### What you need to do
Print, please, the line that contains "Extract the structured" and each line after it to the end of the entries, unchanged and with nothing else.

============================================================

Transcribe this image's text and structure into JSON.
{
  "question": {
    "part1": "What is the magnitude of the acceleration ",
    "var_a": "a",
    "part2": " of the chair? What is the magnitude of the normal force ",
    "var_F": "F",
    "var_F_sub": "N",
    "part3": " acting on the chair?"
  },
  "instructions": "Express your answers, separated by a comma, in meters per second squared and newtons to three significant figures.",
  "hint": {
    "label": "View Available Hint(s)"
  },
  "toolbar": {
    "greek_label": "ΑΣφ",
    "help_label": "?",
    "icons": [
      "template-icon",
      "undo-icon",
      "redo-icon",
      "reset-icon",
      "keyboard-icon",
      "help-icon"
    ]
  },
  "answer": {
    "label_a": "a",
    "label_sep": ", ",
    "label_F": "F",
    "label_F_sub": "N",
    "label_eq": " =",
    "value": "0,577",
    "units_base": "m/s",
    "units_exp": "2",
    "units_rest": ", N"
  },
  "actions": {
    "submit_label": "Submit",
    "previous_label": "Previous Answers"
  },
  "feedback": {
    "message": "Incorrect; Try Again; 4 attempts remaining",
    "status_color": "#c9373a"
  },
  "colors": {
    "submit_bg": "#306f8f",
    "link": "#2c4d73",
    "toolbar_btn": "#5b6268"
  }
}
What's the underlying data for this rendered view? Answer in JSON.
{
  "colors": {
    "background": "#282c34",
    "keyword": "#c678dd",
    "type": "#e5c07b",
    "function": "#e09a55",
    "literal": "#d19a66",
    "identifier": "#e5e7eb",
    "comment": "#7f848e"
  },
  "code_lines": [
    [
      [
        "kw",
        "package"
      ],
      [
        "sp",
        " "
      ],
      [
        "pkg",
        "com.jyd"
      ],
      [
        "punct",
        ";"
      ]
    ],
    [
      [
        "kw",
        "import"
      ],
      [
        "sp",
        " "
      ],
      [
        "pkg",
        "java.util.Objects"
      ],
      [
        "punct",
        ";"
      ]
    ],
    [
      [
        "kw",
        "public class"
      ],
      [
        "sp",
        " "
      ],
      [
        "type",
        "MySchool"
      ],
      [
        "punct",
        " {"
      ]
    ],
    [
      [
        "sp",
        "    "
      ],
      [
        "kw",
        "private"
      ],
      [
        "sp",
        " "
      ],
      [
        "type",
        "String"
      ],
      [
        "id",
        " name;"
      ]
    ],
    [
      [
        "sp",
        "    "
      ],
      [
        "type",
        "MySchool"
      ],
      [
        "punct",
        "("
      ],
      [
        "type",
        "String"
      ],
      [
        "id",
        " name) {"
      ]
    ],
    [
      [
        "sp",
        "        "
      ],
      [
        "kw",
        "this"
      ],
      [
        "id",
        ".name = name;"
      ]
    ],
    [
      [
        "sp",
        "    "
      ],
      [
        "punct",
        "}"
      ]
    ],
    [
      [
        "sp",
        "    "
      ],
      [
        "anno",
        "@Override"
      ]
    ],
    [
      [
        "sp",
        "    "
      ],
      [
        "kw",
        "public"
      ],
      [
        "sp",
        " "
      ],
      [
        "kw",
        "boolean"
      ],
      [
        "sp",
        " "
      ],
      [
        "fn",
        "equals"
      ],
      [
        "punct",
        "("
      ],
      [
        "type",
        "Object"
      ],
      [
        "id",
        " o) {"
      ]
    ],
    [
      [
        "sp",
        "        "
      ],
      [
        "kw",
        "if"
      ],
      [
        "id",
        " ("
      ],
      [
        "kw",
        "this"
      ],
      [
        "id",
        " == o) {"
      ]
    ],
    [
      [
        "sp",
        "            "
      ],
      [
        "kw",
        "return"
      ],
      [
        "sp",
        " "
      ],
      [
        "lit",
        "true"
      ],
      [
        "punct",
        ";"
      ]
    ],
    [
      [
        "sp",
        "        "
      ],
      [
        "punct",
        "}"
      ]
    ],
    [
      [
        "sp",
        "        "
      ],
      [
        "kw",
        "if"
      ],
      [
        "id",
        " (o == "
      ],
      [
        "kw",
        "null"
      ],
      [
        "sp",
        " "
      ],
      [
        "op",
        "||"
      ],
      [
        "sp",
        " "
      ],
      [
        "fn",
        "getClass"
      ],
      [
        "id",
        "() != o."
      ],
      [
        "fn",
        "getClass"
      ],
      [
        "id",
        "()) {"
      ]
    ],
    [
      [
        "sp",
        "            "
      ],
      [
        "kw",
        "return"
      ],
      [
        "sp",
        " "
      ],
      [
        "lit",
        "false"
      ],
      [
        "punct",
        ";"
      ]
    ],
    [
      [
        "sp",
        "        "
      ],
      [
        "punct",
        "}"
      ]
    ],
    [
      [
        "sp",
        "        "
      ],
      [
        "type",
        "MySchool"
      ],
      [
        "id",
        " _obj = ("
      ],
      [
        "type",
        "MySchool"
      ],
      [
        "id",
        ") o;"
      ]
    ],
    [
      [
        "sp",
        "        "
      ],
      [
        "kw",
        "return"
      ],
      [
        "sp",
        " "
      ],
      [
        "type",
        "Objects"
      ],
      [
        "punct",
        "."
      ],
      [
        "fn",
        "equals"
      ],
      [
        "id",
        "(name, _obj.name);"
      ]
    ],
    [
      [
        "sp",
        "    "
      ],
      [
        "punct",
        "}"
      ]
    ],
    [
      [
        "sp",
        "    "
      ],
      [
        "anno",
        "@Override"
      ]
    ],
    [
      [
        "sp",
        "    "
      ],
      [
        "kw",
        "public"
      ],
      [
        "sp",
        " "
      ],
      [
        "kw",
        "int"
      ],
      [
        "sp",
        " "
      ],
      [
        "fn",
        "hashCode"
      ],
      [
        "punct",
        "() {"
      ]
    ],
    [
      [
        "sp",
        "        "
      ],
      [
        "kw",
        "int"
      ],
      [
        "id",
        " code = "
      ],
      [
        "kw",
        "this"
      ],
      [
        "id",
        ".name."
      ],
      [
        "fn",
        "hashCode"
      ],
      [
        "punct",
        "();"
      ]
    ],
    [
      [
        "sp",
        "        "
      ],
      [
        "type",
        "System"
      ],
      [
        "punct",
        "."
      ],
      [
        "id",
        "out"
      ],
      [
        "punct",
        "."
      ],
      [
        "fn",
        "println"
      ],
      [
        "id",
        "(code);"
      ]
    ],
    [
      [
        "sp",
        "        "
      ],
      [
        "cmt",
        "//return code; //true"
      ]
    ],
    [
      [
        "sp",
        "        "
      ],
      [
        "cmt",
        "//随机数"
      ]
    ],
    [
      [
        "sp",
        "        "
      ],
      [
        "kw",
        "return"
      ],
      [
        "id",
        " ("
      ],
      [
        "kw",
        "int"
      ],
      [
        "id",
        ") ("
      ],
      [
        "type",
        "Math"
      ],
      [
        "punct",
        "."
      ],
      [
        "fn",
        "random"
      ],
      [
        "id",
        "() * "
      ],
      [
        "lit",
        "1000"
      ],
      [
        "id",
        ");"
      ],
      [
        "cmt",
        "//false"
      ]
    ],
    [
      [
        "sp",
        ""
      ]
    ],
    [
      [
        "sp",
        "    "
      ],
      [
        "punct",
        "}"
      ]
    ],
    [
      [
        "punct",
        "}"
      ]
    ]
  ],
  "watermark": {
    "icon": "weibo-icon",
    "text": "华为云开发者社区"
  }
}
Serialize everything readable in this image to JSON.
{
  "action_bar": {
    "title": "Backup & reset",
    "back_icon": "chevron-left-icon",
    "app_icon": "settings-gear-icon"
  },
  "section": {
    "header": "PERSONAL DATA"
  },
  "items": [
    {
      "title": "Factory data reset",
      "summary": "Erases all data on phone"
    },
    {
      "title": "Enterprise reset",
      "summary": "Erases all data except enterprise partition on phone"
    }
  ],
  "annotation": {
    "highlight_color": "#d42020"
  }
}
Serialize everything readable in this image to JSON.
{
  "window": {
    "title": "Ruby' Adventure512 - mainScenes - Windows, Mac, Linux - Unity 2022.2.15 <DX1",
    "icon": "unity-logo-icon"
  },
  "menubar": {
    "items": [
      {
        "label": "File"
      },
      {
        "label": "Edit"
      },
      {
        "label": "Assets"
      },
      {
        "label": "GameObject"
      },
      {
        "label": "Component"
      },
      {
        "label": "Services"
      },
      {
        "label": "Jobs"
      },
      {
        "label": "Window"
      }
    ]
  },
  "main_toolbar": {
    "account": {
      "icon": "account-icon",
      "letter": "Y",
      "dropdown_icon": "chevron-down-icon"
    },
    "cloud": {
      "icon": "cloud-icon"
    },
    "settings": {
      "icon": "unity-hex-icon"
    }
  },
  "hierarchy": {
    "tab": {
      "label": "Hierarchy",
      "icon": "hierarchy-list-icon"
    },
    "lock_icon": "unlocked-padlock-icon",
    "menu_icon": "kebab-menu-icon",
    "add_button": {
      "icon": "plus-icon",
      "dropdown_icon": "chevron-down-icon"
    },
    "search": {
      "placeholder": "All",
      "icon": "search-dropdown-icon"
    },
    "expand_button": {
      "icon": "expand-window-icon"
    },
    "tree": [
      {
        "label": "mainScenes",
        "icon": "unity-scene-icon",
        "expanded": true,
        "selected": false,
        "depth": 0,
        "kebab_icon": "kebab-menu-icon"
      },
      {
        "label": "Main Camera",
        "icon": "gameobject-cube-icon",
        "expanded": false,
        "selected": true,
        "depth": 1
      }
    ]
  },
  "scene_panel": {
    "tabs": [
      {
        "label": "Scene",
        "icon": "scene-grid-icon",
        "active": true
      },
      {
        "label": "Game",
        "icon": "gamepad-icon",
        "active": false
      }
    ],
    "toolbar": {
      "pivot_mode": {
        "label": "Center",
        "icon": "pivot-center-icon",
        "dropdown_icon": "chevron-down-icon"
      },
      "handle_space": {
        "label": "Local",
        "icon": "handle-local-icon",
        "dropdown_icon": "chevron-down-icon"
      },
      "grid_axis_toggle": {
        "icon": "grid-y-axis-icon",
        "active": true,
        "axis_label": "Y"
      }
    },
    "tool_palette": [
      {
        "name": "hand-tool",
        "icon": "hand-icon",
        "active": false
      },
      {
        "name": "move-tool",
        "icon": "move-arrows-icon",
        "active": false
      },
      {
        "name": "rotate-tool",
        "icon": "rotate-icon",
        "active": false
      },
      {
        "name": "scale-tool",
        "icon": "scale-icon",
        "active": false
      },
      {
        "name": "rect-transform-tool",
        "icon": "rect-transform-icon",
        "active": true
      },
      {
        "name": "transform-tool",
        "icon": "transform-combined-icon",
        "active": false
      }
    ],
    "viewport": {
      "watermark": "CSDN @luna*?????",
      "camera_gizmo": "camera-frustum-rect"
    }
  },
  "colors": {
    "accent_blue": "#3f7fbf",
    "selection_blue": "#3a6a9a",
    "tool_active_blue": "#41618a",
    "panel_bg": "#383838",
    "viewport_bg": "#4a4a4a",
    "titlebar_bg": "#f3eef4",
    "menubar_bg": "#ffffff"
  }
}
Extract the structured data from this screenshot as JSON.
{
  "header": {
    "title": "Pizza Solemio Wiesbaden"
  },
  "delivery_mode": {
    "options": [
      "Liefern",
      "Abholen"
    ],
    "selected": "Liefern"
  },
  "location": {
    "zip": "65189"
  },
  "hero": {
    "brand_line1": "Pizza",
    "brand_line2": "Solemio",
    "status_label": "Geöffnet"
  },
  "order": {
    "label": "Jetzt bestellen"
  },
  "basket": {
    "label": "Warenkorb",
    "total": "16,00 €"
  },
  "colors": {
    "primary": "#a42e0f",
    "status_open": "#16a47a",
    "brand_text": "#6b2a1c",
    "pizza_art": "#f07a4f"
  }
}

============================================================

### Final answer
Extract the structured data from this screenshot as JSON.
{
  "header": {
    "title": "Pizza Solemio Wiesbaden"
  },
  "delivery_mode": {
    "options": [
      "Liefern",
      "Abholen"
    ],
    "selected": "Liefern"
  },
  "location": {
    "zip": "65189"
  },
  "hero": {
    "brand_line1": "Pizza",
    "brand_line2": "Solemio",
    "status_label": "Geöffnet"
  },
  "order": {
    "label": "Jetzt bestellen"
  },
  "basket": {
    "label": "Warenkorb",
    "total": "16,00 €"
  },
  "colors": {
    "primary": "#a42e0f",
    "status_open": "#16a47a",
    "brand_text": "#6b2a1c",
    "pizza_art": "#f07a4f"
  }
}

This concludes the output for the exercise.